What is expected
Count the lines below that contain the word "blue", and give only that number.

Records to use
(begin)

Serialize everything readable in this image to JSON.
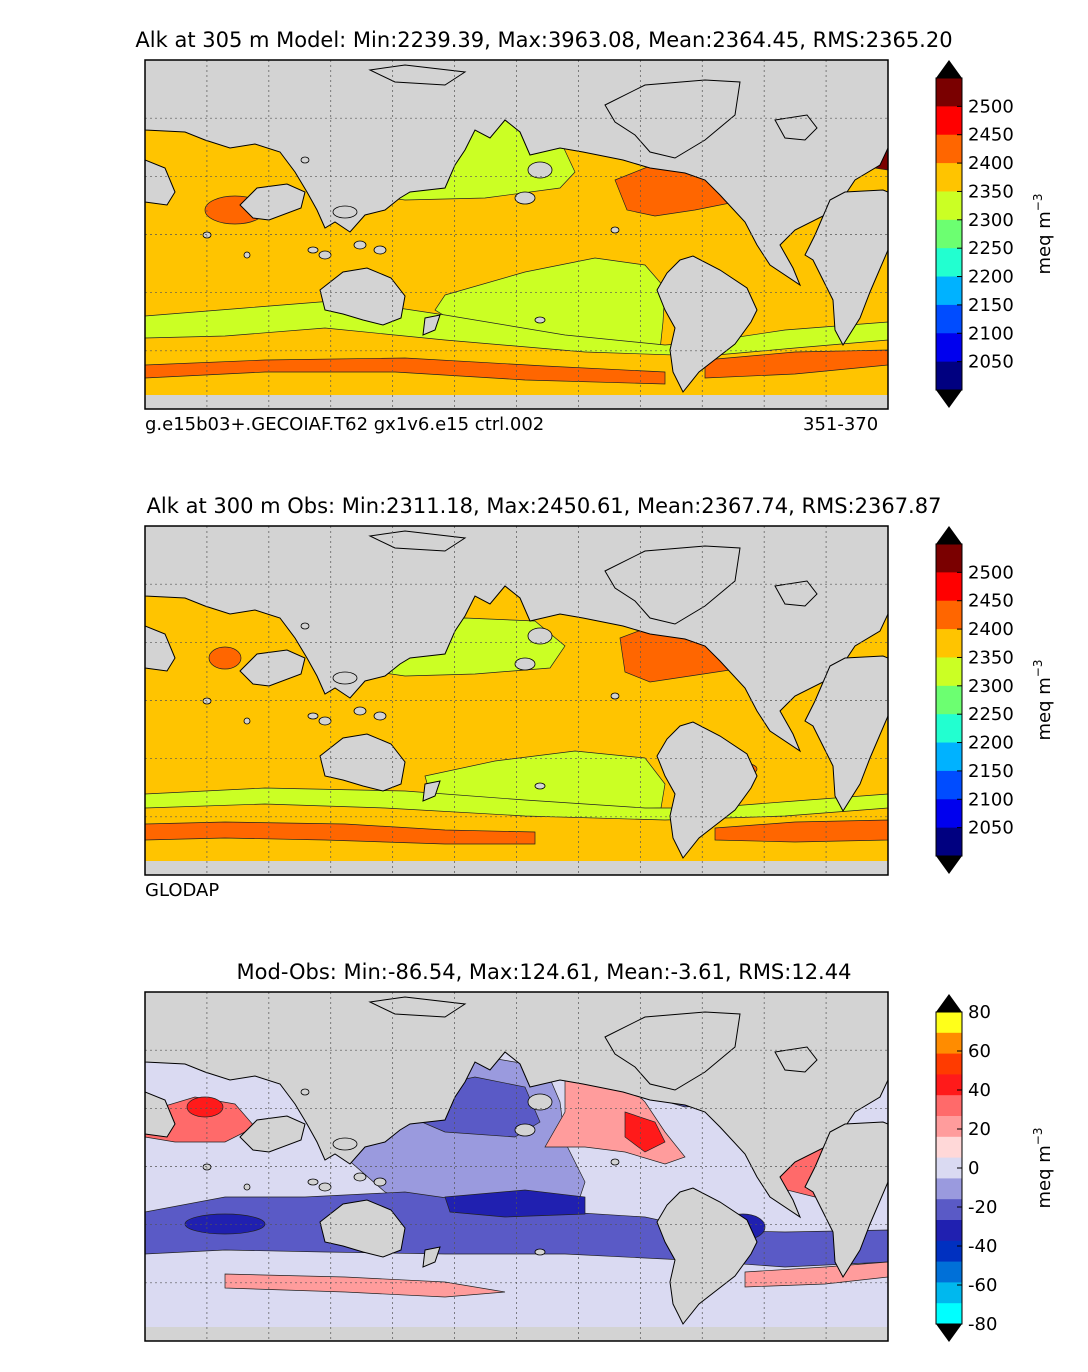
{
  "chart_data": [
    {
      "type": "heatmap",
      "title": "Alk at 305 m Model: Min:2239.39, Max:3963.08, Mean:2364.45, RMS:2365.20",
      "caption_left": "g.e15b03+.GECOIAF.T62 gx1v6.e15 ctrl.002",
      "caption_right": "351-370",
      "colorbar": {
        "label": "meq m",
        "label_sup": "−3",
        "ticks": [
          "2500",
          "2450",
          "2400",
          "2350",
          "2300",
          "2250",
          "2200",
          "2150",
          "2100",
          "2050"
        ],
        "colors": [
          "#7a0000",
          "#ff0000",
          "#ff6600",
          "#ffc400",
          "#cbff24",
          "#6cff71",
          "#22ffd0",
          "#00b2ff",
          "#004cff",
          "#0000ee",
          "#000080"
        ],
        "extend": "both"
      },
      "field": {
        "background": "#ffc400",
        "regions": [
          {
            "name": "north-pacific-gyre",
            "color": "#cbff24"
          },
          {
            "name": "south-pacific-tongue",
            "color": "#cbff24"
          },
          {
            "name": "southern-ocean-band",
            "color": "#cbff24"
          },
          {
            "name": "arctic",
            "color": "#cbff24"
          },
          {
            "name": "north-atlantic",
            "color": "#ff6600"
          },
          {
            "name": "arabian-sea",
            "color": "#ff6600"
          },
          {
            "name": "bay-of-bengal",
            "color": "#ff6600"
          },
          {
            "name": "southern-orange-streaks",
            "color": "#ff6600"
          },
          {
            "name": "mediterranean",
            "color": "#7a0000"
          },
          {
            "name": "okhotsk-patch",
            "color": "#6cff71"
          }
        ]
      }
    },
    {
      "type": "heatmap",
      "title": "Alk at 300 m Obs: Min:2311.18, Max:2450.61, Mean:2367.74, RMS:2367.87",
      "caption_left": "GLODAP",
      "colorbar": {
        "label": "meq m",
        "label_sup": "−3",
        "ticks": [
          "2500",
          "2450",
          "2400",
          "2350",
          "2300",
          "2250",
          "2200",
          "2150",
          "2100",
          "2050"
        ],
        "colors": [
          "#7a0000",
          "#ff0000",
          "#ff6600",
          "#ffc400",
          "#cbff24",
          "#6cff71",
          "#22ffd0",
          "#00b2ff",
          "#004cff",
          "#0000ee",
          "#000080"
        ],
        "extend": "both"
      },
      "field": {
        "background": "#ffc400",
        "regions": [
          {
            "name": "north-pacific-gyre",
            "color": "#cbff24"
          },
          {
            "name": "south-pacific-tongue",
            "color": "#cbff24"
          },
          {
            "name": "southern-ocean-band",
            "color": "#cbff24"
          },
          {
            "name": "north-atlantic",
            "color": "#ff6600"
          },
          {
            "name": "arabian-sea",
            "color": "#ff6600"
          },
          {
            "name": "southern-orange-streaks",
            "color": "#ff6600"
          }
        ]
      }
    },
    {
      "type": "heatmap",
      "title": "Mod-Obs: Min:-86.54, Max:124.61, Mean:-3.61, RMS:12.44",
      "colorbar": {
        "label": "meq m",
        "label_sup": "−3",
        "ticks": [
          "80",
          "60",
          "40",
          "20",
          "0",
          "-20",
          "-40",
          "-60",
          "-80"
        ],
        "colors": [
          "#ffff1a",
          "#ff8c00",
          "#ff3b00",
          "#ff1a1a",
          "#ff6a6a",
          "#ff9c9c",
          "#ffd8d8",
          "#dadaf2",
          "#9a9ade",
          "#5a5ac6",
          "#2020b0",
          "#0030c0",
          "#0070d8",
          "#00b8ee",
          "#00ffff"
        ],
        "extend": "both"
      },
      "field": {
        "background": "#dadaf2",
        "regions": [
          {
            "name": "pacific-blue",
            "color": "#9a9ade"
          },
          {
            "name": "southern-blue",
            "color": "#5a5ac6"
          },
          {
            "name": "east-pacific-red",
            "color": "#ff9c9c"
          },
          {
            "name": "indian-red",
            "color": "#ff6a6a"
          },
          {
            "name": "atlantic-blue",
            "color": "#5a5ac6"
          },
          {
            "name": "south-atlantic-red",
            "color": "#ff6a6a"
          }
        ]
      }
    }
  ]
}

(end)

The completed task
3